Written exercise: Word for word, set down the records and skip each picture.

[Stored data entries]
━━━

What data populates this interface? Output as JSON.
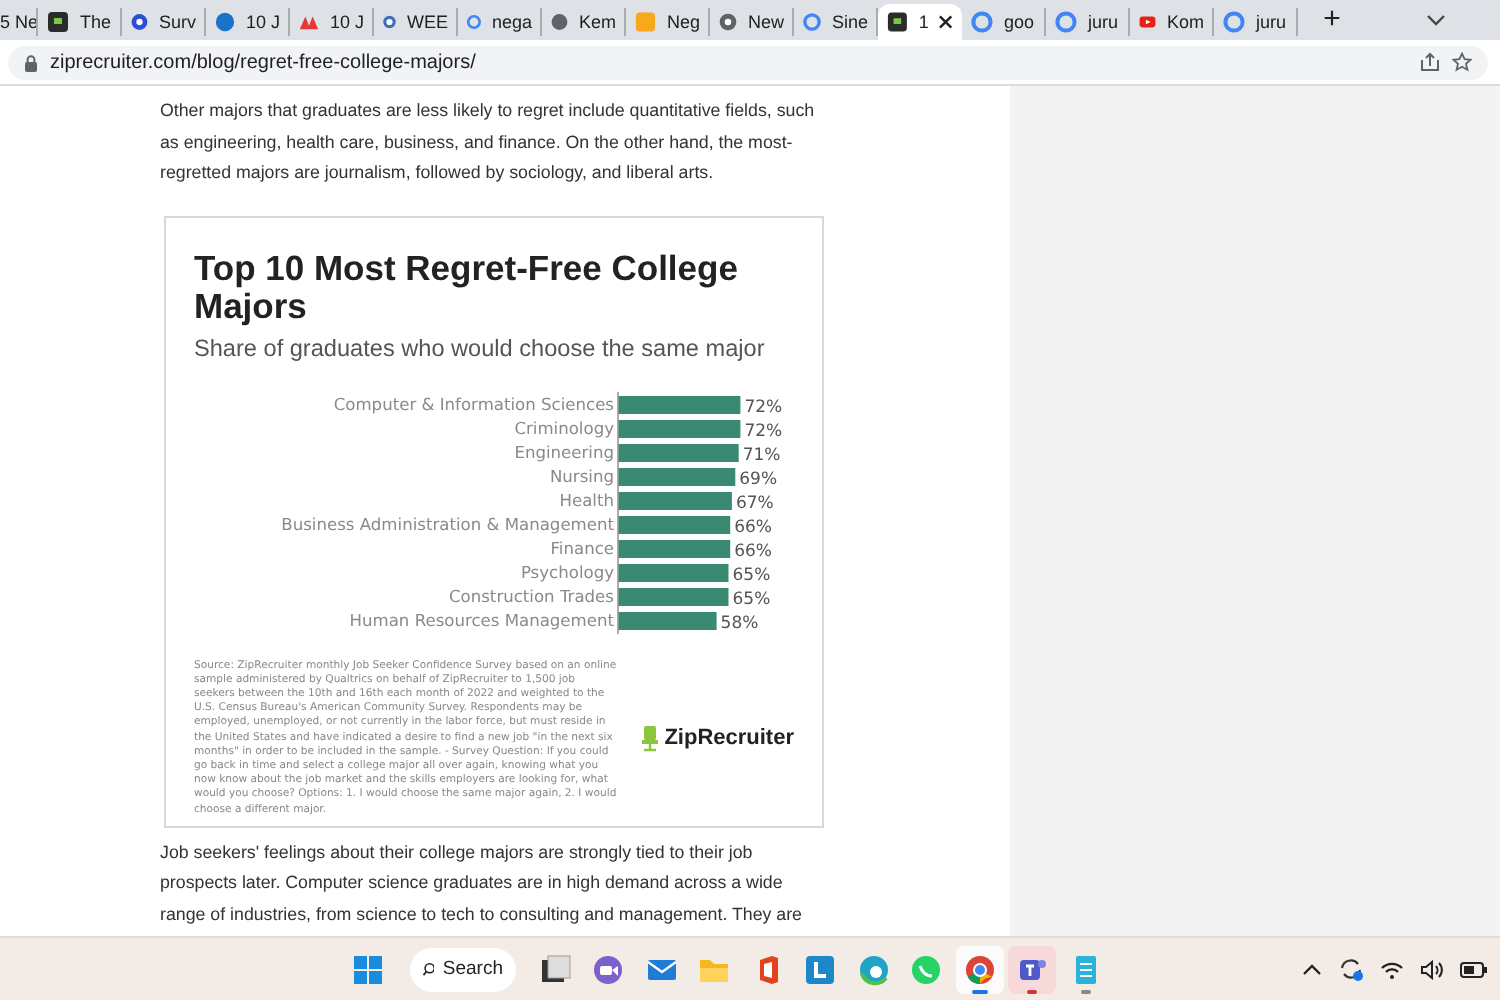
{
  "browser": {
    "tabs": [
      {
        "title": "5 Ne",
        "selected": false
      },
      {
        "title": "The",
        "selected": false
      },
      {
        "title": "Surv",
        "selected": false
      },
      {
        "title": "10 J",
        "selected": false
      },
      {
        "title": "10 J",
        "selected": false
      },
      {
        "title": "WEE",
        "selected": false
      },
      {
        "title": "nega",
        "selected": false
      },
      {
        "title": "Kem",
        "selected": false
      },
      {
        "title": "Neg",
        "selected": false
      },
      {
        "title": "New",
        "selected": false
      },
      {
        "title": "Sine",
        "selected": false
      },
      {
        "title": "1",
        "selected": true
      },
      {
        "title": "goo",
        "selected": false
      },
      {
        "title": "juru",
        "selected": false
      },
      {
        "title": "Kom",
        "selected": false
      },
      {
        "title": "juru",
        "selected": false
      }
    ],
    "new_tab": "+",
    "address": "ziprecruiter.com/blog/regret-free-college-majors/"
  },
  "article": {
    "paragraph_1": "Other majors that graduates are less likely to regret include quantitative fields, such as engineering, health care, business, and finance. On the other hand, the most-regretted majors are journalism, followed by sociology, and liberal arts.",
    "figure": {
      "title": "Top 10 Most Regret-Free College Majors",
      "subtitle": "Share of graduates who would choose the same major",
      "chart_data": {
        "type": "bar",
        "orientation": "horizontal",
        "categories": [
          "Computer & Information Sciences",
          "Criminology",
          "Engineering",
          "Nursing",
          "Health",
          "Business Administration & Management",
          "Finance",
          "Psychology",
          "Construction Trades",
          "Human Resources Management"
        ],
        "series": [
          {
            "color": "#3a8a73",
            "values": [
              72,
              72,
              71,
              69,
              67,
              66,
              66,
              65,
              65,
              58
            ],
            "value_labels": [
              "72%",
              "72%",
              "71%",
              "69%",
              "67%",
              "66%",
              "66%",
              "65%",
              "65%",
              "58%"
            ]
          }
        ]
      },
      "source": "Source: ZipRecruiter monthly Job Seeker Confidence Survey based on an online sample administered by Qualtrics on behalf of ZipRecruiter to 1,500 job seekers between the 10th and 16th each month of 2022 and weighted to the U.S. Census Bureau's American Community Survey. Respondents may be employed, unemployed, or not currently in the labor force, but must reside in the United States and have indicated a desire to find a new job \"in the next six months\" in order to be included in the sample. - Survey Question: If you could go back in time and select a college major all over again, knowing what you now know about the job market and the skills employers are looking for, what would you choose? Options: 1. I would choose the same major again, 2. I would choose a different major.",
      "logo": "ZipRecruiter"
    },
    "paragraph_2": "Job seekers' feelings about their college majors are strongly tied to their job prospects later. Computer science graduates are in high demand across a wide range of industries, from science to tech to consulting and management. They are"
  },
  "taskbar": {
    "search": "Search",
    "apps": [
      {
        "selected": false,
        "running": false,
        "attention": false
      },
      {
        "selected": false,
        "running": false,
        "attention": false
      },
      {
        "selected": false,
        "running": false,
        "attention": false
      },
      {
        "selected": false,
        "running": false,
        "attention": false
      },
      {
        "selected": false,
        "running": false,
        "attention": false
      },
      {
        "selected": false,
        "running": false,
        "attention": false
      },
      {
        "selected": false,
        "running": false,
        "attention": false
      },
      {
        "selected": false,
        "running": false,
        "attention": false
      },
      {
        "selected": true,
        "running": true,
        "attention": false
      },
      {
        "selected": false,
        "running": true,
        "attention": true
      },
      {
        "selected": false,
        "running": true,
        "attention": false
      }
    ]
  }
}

━━━

In response:
What data populates this interface? Output as JSON.
{
  "browser": {
    "tabs": [
      {
        "title": "5 Ne",
        "selected": false
      },
      {
        "title": "The",
        "selected": false
      },
      {
        "title": "Surv",
        "selected": false
      },
      {
        "title": "10 J",
        "selected": false
      },
      {
        "title": "10 J",
        "selected": false
      },
      {
        "title": "WEE",
        "selected": false
      },
      {
        "title": "nega",
        "selected": false
      },
      {
        "title": "Kem",
        "selected": false
      },
      {
        "title": "Neg",
        "selected": false
      },
      {
        "title": "New",
        "selected": false
      },
      {
        "title": "Sine",
        "selected": false
      },
      {
        "title": "1",
        "selected": true
      },
      {
        "title": "goo",
        "selected": false
      },
      {
        "title": "juru",
        "selected": false
      },
      {
        "title": "Kom",
        "selected": false
      },
      {
        "title": "juru",
        "selected": false
      }
    ],
    "new_tab": "+",
    "address": "ziprecruiter.com/blog/regret-free-college-majors/"
  },
  "article": {
    "paragraph_1": "Other majors that graduates are less likely to regret include quantitative fields, such as engineering, health care, business, and finance. On the other hand, the most-regretted majors are journalism, followed by sociology, and liberal arts.",
    "figure": {
      "title": "Top 10 Most Regret-Free College Majors",
      "subtitle": "Share of graduates who would choose the same major",
      "chart_data": {
        "type": "bar",
        "orientation": "horizontal",
        "categories": [
          "Computer & Information Sciences",
          "Criminology",
          "Engineering",
          "Nursing",
          "Health",
          "Business Administration & Management",
          "Finance",
          "Psychology",
          "Construction Trades",
          "Human Resources Management"
        ],
        "series": [
          {
            "color": "#3a8a73",
            "values": [
              72,
              72,
              71,
              69,
              67,
              66,
              66,
              65,
              65,
              58
            ],
            "value_labels": [
              "72%",
              "72%",
              "71%",
              "69%",
              "67%",
              "66%",
              "66%",
              "65%",
              "65%",
              "58%"
            ]
          }
        ]
      },
      "source": "Source: ZipRecruiter monthly Job Seeker Confidence Survey based on an online sample administered by Qualtrics on behalf of ZipRecruiter to 1,500 job seekers between the 10th and 16th each month of 2022 and weighted to the U.S. Census Bureau's American Community Survey. Respondents may be employed, unemployed, or not currently in the labor force, but must reside in the United States and have indicated a desire to find a new job \"in the next six months\" in order to be included in the sample. - Survey Question: If you could go back in time and select a college major all over again, knowing what you now know about the job market and the skills employers are looking for, what would you choose? Options: 1. I would choose the same major again, 2. I would choose a different major.",
      "logo": "ZipRecruiter"
    },
    "paragraph_2": "Job seekers' feelings about their college majors are strongly tied to their job prospects later. Computer science graduates are in high demand across a wide range of industries, from science to tech to consulting and management. They are"
  },
  "taskbar": {
    "search": "Search",
    "apps": [
      {
        "selected": false,
        "running": false,
        "attention": false
      },
      {
        "selected": false,
        "running": false,
        "attention": false
      },
      {
        "selected": false,
        "running": false,
        "attention": false
      },
      {
        "selected": false,
        "running": false,
        "attention": false
      },
      {
        "selected": false,
        "running": false,
        "attention": false
      },
      {
        "selected": false,
        "running": false,
        "attention": false
      },
      {
        "selected": false,
        "running": false,
        "attention": false
      },
      {
        "selected": false,
        "running": false,
        "attention": false
      },
      {
        "selected": true,
        "running": true,
        "attention": false
      },
      {
        "selected": false,
        "running": true,
        "attention": true
      },
      {
        "selected": false,
        "running": true,
        "attention": false
      }
    ]
  }
}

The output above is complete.